> The problem: Can you write out all the lines word for word, with no pictures?

> The records:
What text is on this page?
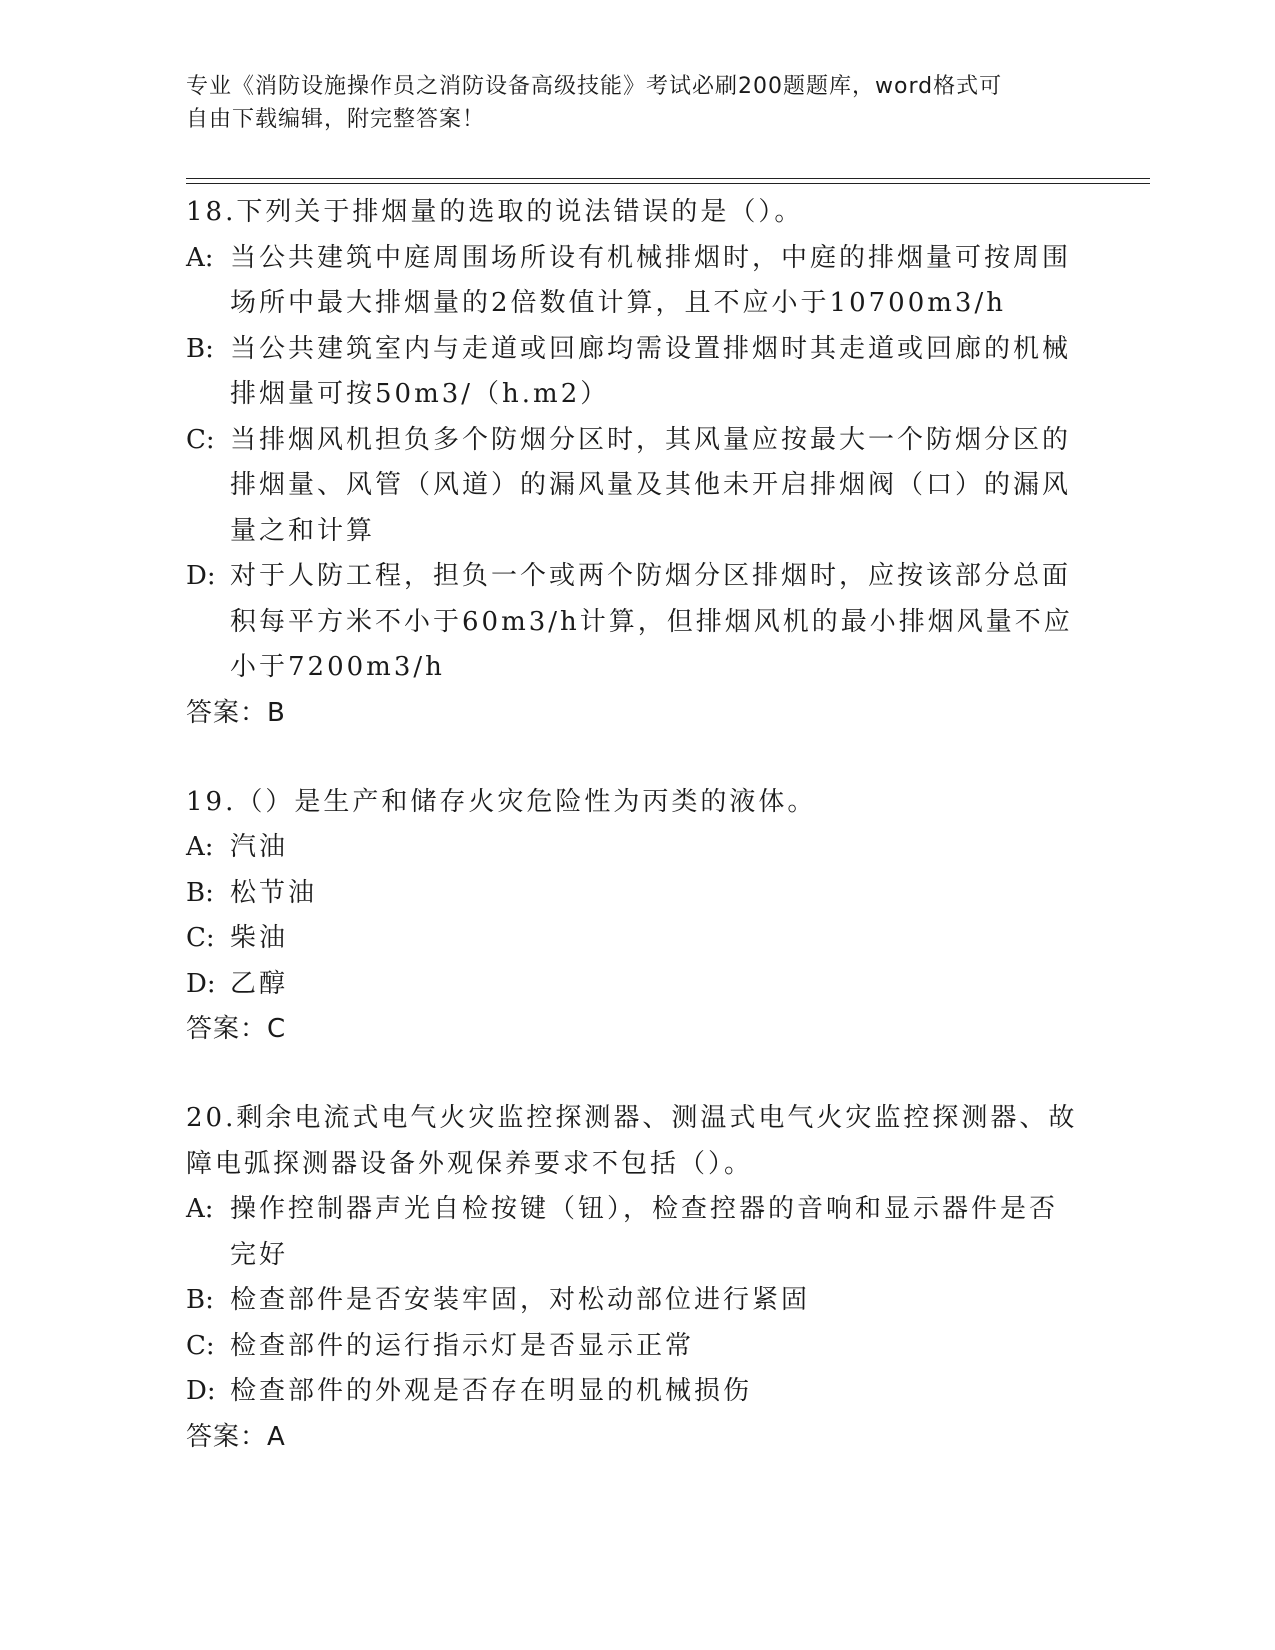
专业《消防设施操作员之消防设备高级技能》考试必刷200题题库，word格式可
自由下载编辑，附完整答案！

18.下列关于排烟量的选取的说法错误的是（）。

A: 当公共建筑中庭周围场所设有机械排烟时，中庭的排烟量可按周围场所中最大排烟量的2倍数值计算，且不应小于10700m3/h
B: 当公共建筑室内与走道或回廊均需设置排烟时其走道或回廊的机械排烟量可按50m3/（h.m2）
C: 当排烟风机担负多个防烟分区时，其风量应按最大一个防烟分区的排烟量、风管（风道）的漏风量及其他未开启排烟阀（口）的漏风量之和计算
D: 对于人防工程，担负一个或两个防烟分区排烟时，应按该部分总面积每平方米不小于60m3/h计算，但排烟风机的最小排烟风量不应小于7200m3/h
答案：B

19.（）是生产和储存火灾危险性为丙类的液体。

A: 汽油
B: 松节油
C: 柴油
D: 乙醇
答案：C

20.剩余电流式电气火灾监控探测器、测温式电气火灾监控探测器、故障电弧探测器设备外观保养要求不包括（）。

A: 操作控制器声光自检按键（钮），检查控器的音响和显示器件是否完好
B: 检查部件是否安装牢固，对松动部位进行紧固
C: 检查部件的运行指示灯是否显示正常
D: 检查部件的外观是否存在明显的机械损伤
答案：A
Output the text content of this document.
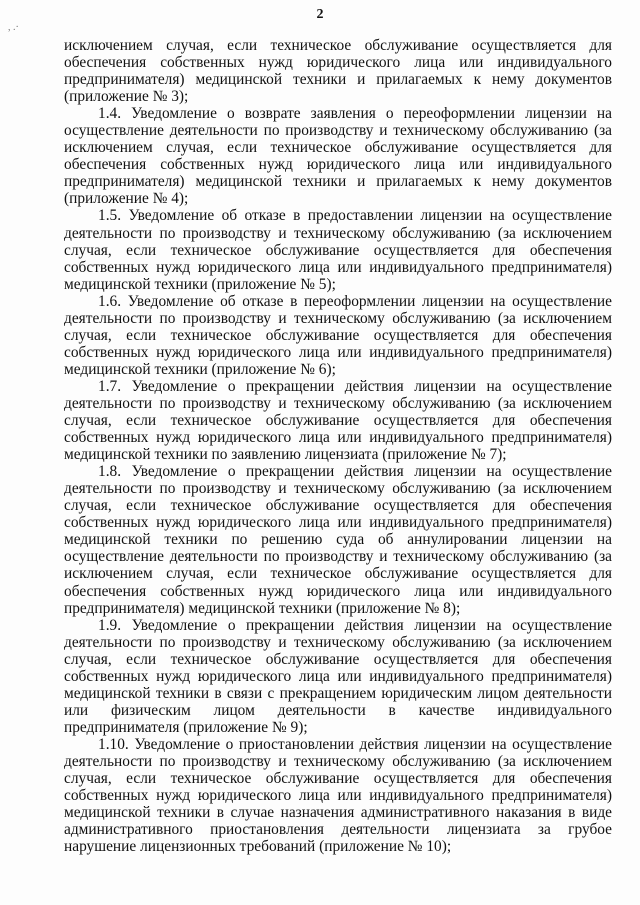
2
, .·

исключением случая, если техническое обслуживание осуществляется для обеспечения собственных нужд юридического лица или индивидуального предпринимателя) медицинской техники и прилагаемых к нему документов (приложение № 3);

1.4. Уведомление о возврате заявления о переоформлении лицензии на осуществление деятельности по производству и техническому обслуживанию (за исключением случая, если техническое обслуживание осуществляется для обеспечения собственных нужд юридического лица или индивидуального предпринимателя) медицинской техники и прилагаемых к нему документов (приложение № 4);

1.5. Уведомление об отказе в предоставлении лицензии на осуществление деятельности по производству и техническому обслуживанию (за исключением случая, если техническое обслуживание осуществляется для обеспечения собственных нужд юридического лица или индивидуального предпринимателя) медицинской техники (приложение № 5);

1.6. Уведомление об отказе в переоформлении лицензии на осуществление деятельности по производству и техническому обслуживанию (за исключением случая, если техническое обслуживание осуществляется для обеспечения собственных нужд юридического лица или индивидуального предпринимателя) медицинской техники (приложение № 6);

1.7. Уведомление о прекращении действия лицензии на осуществление деятельности по производству и техническому обслуживанию (за исключением случая, если техническое обслуживание осуществляется для обеспечения собственных нужд юридического лица или индивидуального предпринимателя) медицинской техники по заявлению лицензиата (приложение № 7);

1.8. Уведомление о прекращении действия лицензии на осуществление деятельности по производству и техническому обслуживанию (за исключением случая, если техническое обслуживание осуществляется для обеспечения собственных нужд юридического лица или индивидуального предпринимателя) медицинской техники по решению суда об аннулировании лицензии на осуществление деятельности по производству и техническому обслуживанию (за исключением случая, если техническое обслуживание осуществляется для обеспечения собственных нужд юридического лица или индивидуального предпринимателя) медицинской техники (приложение № 8);

1.9. Уведомление о прекращении действия лицензии на осуществление деятельности по производству и техническому обслуживанию (за исключением случая, если техническое обслуживание осуществляется для обеспечения собственных нужд юридического лица или индивидуального предпринимателя) медицинской техники в связи с прекращением юридическим лицом деятельности или физическим лицом деятельности в качестве индивидуального предпринимателя (приложение № 9);

1.10. Уведомление о приостановлении действия лицензии на осуществление деятельности по производству и техническому обслуживанию (за исключением случая, если техническое обслуживание осуществляется для обеспечения собственных нужд юридического лица или индивидуального предпринимателя) медицинской техники в случае назначения административного наказания в виде административного приостановления деятельности лицензиата за грубое нарушение лицензионных требований (приложение № 10);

> Task response:
What text is on this page?
专业《消防设施操作员之消防设备高级技能》考试必刷200题题库，word格式可
自由下载编辑，附完整答案！

18.下列关于排烟量的选取的说法错误的是（）。

A: 当公共建筑中庭周围场所设有机械排烟时，中庭的排烟量可按周围场所中最大排烟量的2倍数值计算，且不应小于10700m3/h
B: 当公共建筑室内与走道或回廊均需设置排烟时其走道或回廊的机械排烟量可按50m3/（h.m2）
C: 当排烟风机担负多个防烟分区时，其风量应按最大一个防烟分区的排烟量、风管（风道）的漏风量及其他未开启排烟阀（口）的漏风量之和计算
D: 对于人防工程，担负一个或两个防烟分区排烟时，应按该部分总面积每平方米不小于60m3/h计算，但排烟风机的最小排烟风量不应小于7200m3/h
答案：B

19.（）是生产和储存火灾危险性为丙类的液体。

A: 汽油
B: 松节油
C: 柴油
D: 乙醇
答案：C

20.剩余电流式电气火灾监控探测器、测温式电气火灾监控探测器、故障电弧探测器设备外观保养要求不包括（）。

A: 操作控制器声光自检按键（钮），检查控器的音响和显示器件是否完好
B: 检查部件是否安装牢固，对松动部位进行紧固
C: 检查部件的运行指示灯是否显示正常
D: 检查部件的外观是否存在明显的机械损伤
答案：A
Output the text content of this document.
2
, .·

исключением случая, если техническое обслуживание осуществляется для обеспечения собственных нужд юридического лица или индивидуального предпринимателя) медицинской техники и прилагаемых к нему документов (приложение № 3);

1.4. Уведомление о возврате заявления о переоформлении лицензии на осуществление деятельности по производству и техническому обслуживанию (за исключением случая, если техническое обслуживание осуществляется для обеспечения собственных нужд юридического лица или индивидуального предпринимателя) медицинской техники и прилагаемых к нему документов (приложение № 4);

1.5. Уведомление об отказе в предоставлении лицензии на осуществление деятельности по производству и техническому обслуживанию (за исключением случая, если техническое обслуживание осуществляется для обеспечения собственных нужд юридического лица или индивидуального предпринимателя) медицинской техники (приложение № 5);

1.6. Уведомление об отказе в переоформлении лицензии на осуществление деятельности по производству и техническому обслуживанию (за исключением случая, если техническое обслуживание осуществляется для обеспечения собственных нужд юридического лица или индивидуального предпринимателя) медицинской техники (приложение № 6);

1.7. Уведомление о прекращении действия лицензии на осуществление деятельности по производству и техническому обслуживанию (за исключением случая, если техническое обслуживание осуществляется для обеспечения собственных нужд юридического лица или индивидуального предпринимателя) медицинской техники по заявлению лицензиата (приложение № 7);

1.8. Уведомление о прекращении действия лицензии на осуществление деятельности по производству и техническому обслуживанию (за исключением случая, если техническое обслуживание осуществляется для обеспечения собственных нужд юридического лица или индивидуального предпринимателя) медицинской техники по решению суда об аннулировании лицензии на осуществление деятельности по производству и техническому обслуживанию (за исключением случая, если техническое обслуживание осуществляется для обеспечения собственных нужд юридического лица или индивидуального предпринимателя) медицинской техники (приложение № 8);

1.9. Уведомление о прекращении действия лицензии на осуществление деятельности по производству и техническому обслуживанию (за исключением случая, если техническое обслуживание осуществляется для обеспечения собственных нужд юридического лица или индивидуального предпринимателя) медицинской техники в связи с прекращением юридическим лицом деятельности или физическим лицом деятельности в качестве индивидуального предпринимателя (приложение № 9);

1.10. Уведомление о приостановлении действия лицензии на осуществление деятельности по производству и техническому обслуживанию (за исключением случая, если техническое обслуживание осуществляется для обеспечения собственных нужд юридического лица или индивидуального предпринимателя) медицинской техники в случае назначения административного наказания в виде административного приостановления деятельности лицензиата за грубое нарушение лицензионных требований (приложение № 10);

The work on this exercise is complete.